- Excerpt to read
______

ExoPlayer 2 - Why, what and when?

Olly Woodman
AndroidX Media3
Published in
2 min readJun 14, 2016

Welcome to the first of a series of posts describing ExoPlayer 2, a major rewrite of ExoPlayer that we’ve been working on for the last six months. This post explains why ExoPlayer 2 is necessary, what to expect and when to expect it.

Why?

ExoPlayer was originally developed for Google’s own Android applications, such as YouTube and Google Play Movies. It was designed to play DASH content, since DASH was (and still is) our preferred technology for the adaptive streaming of video over HTTP (you can read about some of the advantages of DASH over competing standards here). It was also designed for maximum flexibility, with dependency injection used to build the player’s internal functionality in a way that allows individual components to be swapped out for custom implementations.

Since ExoPlayer’s open source release in 2014, we’ve significantly expanded its support for different technologies and formats. ExoPlayer now supports SmoothStreaming and HLS in addition to DASH, as well as a growing number of media container formats (see the supported formats page for details). We’ve also added new features, such as the ability to query and select from the available media tracks.

Although API stability has never been a goal of our development model, we have made some effort to avoid extensive breaking changes to ExoPlayer’s core APIs. This led to compromises being made when adding support for new formats or features didn’t fit nicely with ExoPlayer’s existing design. Furthermore there are some features that we’d like to support, such as full support for DASH multi-period manifests, gapless audio playbacks and seeking in live playbacks, that cannot be implemented cleanly without larger changes being made.

______

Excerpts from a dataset
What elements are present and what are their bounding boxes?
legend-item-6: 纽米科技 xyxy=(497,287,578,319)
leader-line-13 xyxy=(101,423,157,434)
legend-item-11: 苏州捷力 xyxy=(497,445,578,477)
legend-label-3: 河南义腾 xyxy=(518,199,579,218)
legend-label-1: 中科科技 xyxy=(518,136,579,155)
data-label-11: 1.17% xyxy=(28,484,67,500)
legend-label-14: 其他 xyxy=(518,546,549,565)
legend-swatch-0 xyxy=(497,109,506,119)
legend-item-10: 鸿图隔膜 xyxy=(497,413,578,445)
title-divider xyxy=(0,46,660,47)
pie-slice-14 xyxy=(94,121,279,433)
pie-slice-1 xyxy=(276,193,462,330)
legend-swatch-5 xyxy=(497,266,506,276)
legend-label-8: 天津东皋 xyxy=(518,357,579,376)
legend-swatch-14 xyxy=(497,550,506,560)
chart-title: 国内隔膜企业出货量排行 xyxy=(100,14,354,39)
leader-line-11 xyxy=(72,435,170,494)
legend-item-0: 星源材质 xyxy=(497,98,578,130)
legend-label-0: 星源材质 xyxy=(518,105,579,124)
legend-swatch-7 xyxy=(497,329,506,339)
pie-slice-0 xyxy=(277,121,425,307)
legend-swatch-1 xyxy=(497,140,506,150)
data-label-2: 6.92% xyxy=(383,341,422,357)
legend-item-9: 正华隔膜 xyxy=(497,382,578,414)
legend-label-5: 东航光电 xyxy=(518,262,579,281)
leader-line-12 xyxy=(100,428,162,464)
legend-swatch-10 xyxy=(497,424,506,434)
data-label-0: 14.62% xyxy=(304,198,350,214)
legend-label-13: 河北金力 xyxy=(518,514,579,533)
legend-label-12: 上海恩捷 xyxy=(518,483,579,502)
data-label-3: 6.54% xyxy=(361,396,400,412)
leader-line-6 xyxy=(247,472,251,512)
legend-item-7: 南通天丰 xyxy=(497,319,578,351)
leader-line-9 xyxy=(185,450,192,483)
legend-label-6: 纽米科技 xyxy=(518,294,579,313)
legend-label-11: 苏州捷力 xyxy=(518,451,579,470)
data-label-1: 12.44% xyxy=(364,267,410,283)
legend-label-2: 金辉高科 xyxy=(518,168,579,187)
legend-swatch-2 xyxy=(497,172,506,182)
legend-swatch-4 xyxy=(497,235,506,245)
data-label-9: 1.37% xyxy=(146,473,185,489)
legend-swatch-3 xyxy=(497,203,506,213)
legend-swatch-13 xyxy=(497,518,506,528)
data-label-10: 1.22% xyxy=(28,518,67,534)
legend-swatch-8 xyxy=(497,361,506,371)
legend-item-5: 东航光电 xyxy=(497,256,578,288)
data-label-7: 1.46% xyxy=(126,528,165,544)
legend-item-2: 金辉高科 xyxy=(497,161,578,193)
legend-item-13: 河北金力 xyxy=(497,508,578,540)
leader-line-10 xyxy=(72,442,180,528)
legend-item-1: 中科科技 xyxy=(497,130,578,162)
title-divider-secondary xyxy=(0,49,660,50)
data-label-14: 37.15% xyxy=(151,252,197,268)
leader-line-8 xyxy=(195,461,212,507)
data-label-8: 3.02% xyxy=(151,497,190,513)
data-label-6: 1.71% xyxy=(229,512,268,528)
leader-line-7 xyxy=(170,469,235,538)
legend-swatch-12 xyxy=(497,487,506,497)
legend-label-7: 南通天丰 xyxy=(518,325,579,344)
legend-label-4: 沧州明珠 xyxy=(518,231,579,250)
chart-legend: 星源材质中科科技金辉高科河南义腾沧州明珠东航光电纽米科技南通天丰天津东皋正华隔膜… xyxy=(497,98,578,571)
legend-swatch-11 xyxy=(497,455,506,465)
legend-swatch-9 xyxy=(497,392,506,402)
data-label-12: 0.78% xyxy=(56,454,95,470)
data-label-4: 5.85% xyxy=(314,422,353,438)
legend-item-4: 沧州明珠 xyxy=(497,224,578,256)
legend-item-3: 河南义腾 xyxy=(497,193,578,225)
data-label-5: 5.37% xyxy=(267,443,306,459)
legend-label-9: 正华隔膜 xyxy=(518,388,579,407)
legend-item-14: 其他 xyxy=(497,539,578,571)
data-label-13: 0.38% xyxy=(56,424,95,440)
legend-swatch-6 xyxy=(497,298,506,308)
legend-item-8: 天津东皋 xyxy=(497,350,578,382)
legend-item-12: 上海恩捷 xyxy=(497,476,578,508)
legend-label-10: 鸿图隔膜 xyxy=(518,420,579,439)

______

- Work instruction A
According to the ExoPlayer 2 post, which adaptive streaming technologies does ExoPlayer now support in addition to DASH?
- Work instruction B
Carry the ExoPlayer 2 post forward from its last sentence.

- Answer A
SmoothStreaming and HLS.

- Answer B
As ExoPlayer’s support for different technologies and formats has grown, so has the number of applications making use of it. Two years ago ExoPlayer was used by a handful of applications. Today it’s used by over 10,000. Whilst advanced developers appreciate the flexibility that ExoPlayer provides, many of these applications only require a simple media playback solution. For this use case ExoPlayer can be daunting. Its APIs take time to learn, and a developer needs to write a non-trivial amount of code just to get up and running.

What?

ExoPlayer 2 is a major rewrite that aims to address the problems described above. In particular, it has the following goals:

  1. To solve design limitations that became apparent as new features were added to ExoPlayer 1, and remove the compromises that were made to work around them.
  2. To provide a base on which desired features such as DASH multi-period manifest support, gapless audio playbacks and seeking in live playbacks can be cleanly implemented.
  3. To provide a higher level API for simple use cases, without sacrificing flexibility for advanced use cases.

We’ll be describing some of the specific work that we’re doing in each of these areas in future posts.

When?

Soon! We’ll shortly be pushing our work to an experimental branch of our GitHub project, and we’ll continue to push changes to this branch as we work towards the first ExoPlayer 2 release.